Write the data out again, exactly as given.

DATA FOR THIS EXERCISE:
##########
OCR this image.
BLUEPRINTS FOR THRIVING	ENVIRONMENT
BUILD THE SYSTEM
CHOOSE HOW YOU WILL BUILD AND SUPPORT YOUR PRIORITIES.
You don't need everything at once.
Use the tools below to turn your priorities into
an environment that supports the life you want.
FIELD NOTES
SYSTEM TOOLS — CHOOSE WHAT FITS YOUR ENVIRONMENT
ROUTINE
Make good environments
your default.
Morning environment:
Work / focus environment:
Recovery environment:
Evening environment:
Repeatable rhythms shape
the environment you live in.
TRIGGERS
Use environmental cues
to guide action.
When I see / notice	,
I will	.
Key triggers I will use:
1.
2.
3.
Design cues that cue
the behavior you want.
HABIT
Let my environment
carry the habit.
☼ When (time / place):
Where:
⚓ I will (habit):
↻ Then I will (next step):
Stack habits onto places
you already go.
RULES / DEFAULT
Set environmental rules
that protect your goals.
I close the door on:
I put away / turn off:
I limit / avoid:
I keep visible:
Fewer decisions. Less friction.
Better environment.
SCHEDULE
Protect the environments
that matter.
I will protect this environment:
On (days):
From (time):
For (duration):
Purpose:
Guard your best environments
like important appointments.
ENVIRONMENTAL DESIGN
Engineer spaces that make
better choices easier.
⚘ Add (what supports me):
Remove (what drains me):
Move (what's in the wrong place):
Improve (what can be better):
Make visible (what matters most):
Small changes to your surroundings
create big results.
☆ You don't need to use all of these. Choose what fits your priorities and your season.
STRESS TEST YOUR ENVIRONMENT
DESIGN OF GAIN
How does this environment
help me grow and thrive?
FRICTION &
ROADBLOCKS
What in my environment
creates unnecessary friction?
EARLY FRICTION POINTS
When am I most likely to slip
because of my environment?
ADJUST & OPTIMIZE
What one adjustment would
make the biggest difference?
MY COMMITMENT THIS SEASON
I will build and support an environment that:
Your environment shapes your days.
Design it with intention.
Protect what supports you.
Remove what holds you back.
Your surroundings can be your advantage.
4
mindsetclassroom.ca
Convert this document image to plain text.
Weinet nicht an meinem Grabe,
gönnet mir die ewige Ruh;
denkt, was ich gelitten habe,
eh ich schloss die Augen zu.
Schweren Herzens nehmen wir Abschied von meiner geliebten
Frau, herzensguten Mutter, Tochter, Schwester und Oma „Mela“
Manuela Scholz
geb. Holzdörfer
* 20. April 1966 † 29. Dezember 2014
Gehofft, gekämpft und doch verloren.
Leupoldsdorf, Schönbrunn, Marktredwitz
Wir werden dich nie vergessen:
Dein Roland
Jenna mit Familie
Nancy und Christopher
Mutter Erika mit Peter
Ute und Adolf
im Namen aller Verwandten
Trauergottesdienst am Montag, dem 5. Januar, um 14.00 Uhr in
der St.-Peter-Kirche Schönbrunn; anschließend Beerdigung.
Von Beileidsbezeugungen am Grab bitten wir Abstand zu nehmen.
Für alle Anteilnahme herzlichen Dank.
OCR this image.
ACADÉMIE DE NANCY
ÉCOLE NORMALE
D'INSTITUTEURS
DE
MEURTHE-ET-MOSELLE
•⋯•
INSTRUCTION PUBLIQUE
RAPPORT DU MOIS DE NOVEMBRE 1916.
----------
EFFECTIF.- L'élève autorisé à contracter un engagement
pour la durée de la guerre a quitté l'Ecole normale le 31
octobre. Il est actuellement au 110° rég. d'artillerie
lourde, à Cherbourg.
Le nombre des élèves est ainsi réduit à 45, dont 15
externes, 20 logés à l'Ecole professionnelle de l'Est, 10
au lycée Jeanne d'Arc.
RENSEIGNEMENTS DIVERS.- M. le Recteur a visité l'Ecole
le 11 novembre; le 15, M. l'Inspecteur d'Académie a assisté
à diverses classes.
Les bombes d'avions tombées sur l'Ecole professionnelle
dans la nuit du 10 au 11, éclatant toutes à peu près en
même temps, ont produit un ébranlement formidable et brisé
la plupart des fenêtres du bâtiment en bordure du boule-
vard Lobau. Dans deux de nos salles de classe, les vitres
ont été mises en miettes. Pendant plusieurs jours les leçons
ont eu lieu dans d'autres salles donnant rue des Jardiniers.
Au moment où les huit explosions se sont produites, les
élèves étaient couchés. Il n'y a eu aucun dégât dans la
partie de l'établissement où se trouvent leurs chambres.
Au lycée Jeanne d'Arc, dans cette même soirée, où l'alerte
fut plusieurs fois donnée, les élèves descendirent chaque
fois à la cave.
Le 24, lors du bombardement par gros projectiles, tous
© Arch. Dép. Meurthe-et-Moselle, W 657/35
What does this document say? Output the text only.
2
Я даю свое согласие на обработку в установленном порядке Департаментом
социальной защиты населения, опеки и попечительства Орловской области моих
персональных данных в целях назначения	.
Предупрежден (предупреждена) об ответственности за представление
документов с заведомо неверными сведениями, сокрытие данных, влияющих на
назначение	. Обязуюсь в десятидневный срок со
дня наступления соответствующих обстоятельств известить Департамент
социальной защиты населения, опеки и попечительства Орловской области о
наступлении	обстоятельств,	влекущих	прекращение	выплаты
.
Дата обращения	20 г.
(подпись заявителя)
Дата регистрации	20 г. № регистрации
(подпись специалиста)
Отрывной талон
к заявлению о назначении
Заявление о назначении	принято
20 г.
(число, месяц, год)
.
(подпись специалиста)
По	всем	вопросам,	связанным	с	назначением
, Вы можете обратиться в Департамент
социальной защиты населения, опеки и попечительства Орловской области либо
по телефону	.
##########
CORRECT RESPONSE:
OCR this image.
BLUEPRINTS FOR THRIVING	ENVIRONMENT
BUILD THE SYSTEM
CHOOSE HOW YOU WILL BUILD AND SUPPORT YOUR PRIORITIES.
You don't need everything at once.
Use the tools below to turn your priorities into
an environment that supports the life you want.
FIELD NOTES
SYSTEM TOOLS — CHOOSE WHAT FITS YOUR ENVIRONMENT
ROUTINE
Make good environments
your default.
Morning environment:
Work / focus environment:
Recovery environment:
Evening environment:
Repeatable rhythms shape
the environment you live in.
TRIGGERS
Use environmental cues
to guide action.
When I see / notice	,
I will	.
Key triggers I will use:
1.
2.
3.
Design cues that cue
the behavior you want.
HABIT
Let my environment
carry the habit.
☼ When (time / place):
Where:
⚓ I will (habit):
↻ Then I will (next step):
Stack habits onto places
you already go.
RULES / DEFAULT
Set environmental rules
that protect your goals.
I close the door on:
I put away / turn off:
I limit / avoid:
I keep visible:
Fewer decisions. Less friction.
Better environment.
SCHEDULE
Protect the environments
that matter.
I will protect this environment:
On (days):
From (time):
For (duration):
Purpose:
Guard your best environments
like important appointments.
ENVIRONMENTAL DESIGN
Engineer spaces that make
better choices easier.
⚘ Add (what supports me):
Remove (what drains me):
Move (what's in the wrong place):
Improve (what can be better):
Make visible (what matters most):
Small changes to your surroundings
create big results.
☆ You don't need to use all of these. Choose what fits your priorities and your season.
STRESS TEST YOUR ENVIRONMENT
DESIGN OF GAIN
How does this environment
help me grow and thrive?
FRICTION &
ROADBLOCKS
What in my environment
creates unnecessary friction?
EARLY FRICTION POINTS
When am I most likely to slip
because of my environment?
ADJUST & OPTIMIZE
What one adjustment would
make the biggest difference?
MY COMMITMENT THIS SEASON
I will build and support an environment that:
Your environment shapes your days.
Design it with intention.
Protect what supports you.
Remove what holds you back.
Your surroundings can be your advantage.
4
mindsetclassroom.ca
Convert this document image to plain text.
Weinet nicht an meinem Grabe,
gönnet mir die ewige Ruh;
denkt, was ich gelitten habe,
eh ich schloss die Augen zu.
Schweren Herzens nehmen wir Abschied von meiner geliebten
Frau, herzensguten Mutter, Tochter, Schwester und Oma „Mela“
Manuela Scholz
geb. Holzdörfer
* 20. April 1966 † 29. Dezember 2014
Gehofft, gekämpft und doch verloren.
Leupoldsdorf, Schönbrunn, Marktredwitz
Wir werden dich nie vergessen:
Dein Roland
Jenna mit Familie
Nancy und Christopher
Mutter Erika mit Peter
Ute und Adolf
im Namen aller Verwandten
Trauergottesdienst am Montag, dem 5. Januar, um 14.00 Uhr in
der St.-Peter-Kirche Schönbrunn; anschließend Beerdigung.
Von Beileidsbezeugungen am Grab bitten wir Abstand zu nehmen.
Für alle Anteilnahme herzlichen Dank.
OCR this image.
ACADÉMIE DE NANCY
ÉCOLE NORMALE
D'INSTITUTEURS
DE
MEURTHE-ET-MOSELLE
•⋯•
INSTRUCTION PUBLIQUE
RAPPORT DU MOIS DE NOVEMBRE 1916.
----------
EFFECTIF.- L'élève autorisé à contracter un engagement
pour la durée de la guerre a quitté l'Ecole normale le 31
octobre. Il est actuellement au 110° rég. d'artillerie
lourde, à Cherbourg.
Le nombre des élèves est ainsi réduit à 45, dont 15
externes, 20 logés à l'Ecole professionnelle de l'Est, 10
au lycée Jeanne d'Arc.
RENSEIGNEMENTS DIVERS.- M. le Recteur a visité l'Ecole
le 11 novembre; le 15, M. l'Inspecteur d'Académie a assisté
à diverses classes.
Les bombes d'avions tombées sur l'Ecole professionnelle
dans la nuit du 10 au 11, éclatant toutes à peu près en
même temps, ont produit un ébranlement formidable et brisé
la plupart des fenêtres du bâtiment en bordure du boule-
vard Lobau. Dans deux de nos salles de classe, les vitres
ont été mises en miettes. Pendant plusieurs jours les leçons
ont eu lieu dans d'autres salles donnant rue des Jardiniers.
Au moment où les huit explosions se sont produites, les
élèves étaient couchés. Il n'y a eu aucun dégât dans la
partie de l'établissement où se trouvent leurs chambres.
Au lycée Jeanne d'Arc, dans cette même soirée, où l'alerte
fut plusieurs fois donnée, les élèves descendirent chaque
fois à la cave.
Le 24, lors du bombardement par gros projectiles, tous
© Arch. Dép. Meurthe-et-Moselle, W 657/35
What does this document say? Output the text only.
2
Я даю свое согласие на обработку в установленном порядке Департаментом
социальной защиты населения, опеки и попечительства Орловской области моих
персональных данных в целях назначения	.
Предупрежден (предупреждена) об ответственности за представление
документов с заведомо неверными сведениями, сокрытие данных, влияющих на
назначение	. Обязуюсь в десятидневный срок со
дня наступления соответствующих обстоятельств известить Департамент
социальной защиты населения, опеки и попечительства Орловской области о
наступлении	обстоятельств,	влекущих	прекращение	выплаты
.
Дата обращения	20 г.
(подпись заявителя)
Дата регистрации	20 г. № регистрации
(подпись специалиста)
Отрывной талон
к заявлению о назначении
Заявление о назначении	принято
20 г.
(число, месяц, год)
.
(подпись специалиста)
По	всем	вопросам,	связанным	с	назначением
, Вы можете обратиться в Департамент
социальной защиты населения, опеки и попечительства Орловской области либо
по телефону	.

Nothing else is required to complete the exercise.